# Direction
Set down each record below precisely, skipping the pictures.

# Task data
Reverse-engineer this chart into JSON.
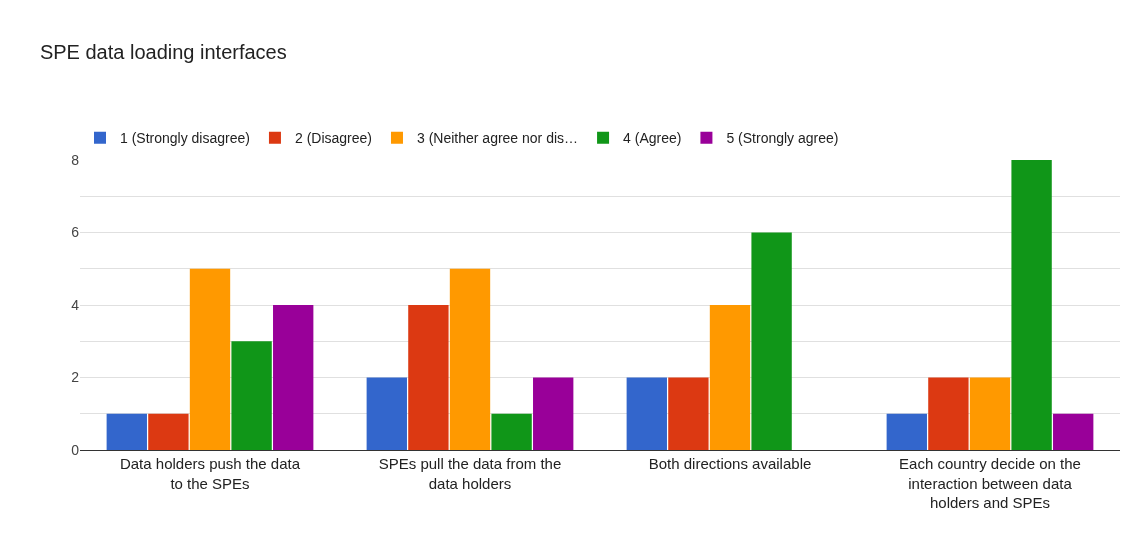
{
  "chart_data": {
    "type": "bar",
    "title": "SPE data loading interfaces",
    "categories": [
      "Data holders push the data to the SPEs",
      "SPEs pull the data from the data holders",
      "Both directions available",
      "Each country decide on the interaction between data holders and SPEs"
    ],
    "series": [
      {
        "name": "1 (Strongly disagree)",
        "color": "#3366cc",
        "values": [
          1,
          2,
          2,
          1
        ]
      },
      {
        "name": "2 (Disagree)",
        "color": "#dc3912",
        "values": [
          1,
          4,
          2,
          2
        ]
      },
      {
        "name": "3 (Neither agree nor dis…",
        "color": "#ff9900",
        "values": [
          5,
          5,
          4,
          2
        ]
      },
      {
        "name": "4 (Agree)",
        "color": "#109618",
        "values": [
          3,
          1,
          6,
          8
        ]
      },
      {
        "name": "5 (Strongly agree)",
        "color": "#990099",
        "values": [
          4,
          2,
          0,
          1
        ]
      }
    ],
    "ylim": [
      0,
      8
    ],
    "yticks": [
      0,
      {
        "value": 1,
        "label": null
      },
      2,
      {
        "value": 3,
        "label": null
      },
      4,
      {
        "value": 5,
        "label": null
      },
      6,
      {
        "value": 7,
        "label": null
      },
      8
    ],
    "grid": "y",
    "legend": "top"
  }
}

# Answer for this exercise
Reverse-engineer this chart into JSON.
{
  "chart_data": {
    "type": "bar",
    "title": "SPE data loading interfaces",
    "categories": [
      "Data holders push the data to the SPEs",
      "SPEs pull the data from the data holders",
      "Both directions available",
      "Each country decide on the interaction between data holders and SPEs"
    ],
    "series": [
      {
        "name": "1 (Strongly disagree)",
        "color": "#3366cc",
        "values": [
          1,
          2,
          2,
          1
        ]
      },
      {
        "name": "2 (Disagree)",
        "color": "#dc3912",
        "values": [
          1,
          4,
          2,
          2
        ]
      },
      {
        "name": "3 (Neither agree nor dis…",
        "color": "#ff9900",
        "values": [
          5,
          5,
          4,
          2
        ]
      },
      {
        "name": "4 (Agree)",
        "color": "#109618",
        "values": [
          3,
          1,
          6,
          8
        ]
      },
      {
        "name": "5 (Strongly agree)",
        "color": "#990099",
        "values": [
          4,
          2,
          0,
          1
        ]
      }
    ],
    "ylim": [
      0,
      8
    ],
    "yticks": [
      0,
      {
        "value": 1,
        "label": null
      },
      2,
      {
        "value": 3,
        "label": null
      },
      4,
      {
        "value": 5,
        "label": null
      },
      6,
      {
        "value": 7,
        "label": null
      },
      8
    ],
    "grid": "y",
    "legend": "top"
  }
}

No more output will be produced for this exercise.